§ **Listing**
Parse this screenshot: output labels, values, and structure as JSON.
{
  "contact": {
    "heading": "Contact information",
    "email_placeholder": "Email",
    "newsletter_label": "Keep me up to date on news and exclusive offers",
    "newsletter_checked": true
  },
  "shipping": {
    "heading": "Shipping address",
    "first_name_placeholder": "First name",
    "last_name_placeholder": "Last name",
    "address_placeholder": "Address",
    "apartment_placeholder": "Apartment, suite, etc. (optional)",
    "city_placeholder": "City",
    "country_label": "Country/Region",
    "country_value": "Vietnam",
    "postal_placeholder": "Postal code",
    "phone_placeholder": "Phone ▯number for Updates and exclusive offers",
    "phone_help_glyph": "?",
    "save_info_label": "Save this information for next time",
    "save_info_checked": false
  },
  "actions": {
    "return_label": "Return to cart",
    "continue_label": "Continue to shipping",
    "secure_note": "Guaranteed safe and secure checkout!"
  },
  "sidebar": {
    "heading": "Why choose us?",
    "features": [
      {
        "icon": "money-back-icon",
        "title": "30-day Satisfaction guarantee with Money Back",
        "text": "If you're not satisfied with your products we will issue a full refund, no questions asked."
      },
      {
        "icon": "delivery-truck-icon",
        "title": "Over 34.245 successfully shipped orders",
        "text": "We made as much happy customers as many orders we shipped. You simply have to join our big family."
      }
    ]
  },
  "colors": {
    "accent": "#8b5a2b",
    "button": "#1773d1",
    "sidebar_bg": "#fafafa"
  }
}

§ **Job**
Scan the data above and copy every line with "shipped" in it.

§ **Response to the exercise**
        "title": "Over 34.245 successfully shipped orders",
        "text": "We made as much happy customers as many orders we shipped. You simply have to join our big family."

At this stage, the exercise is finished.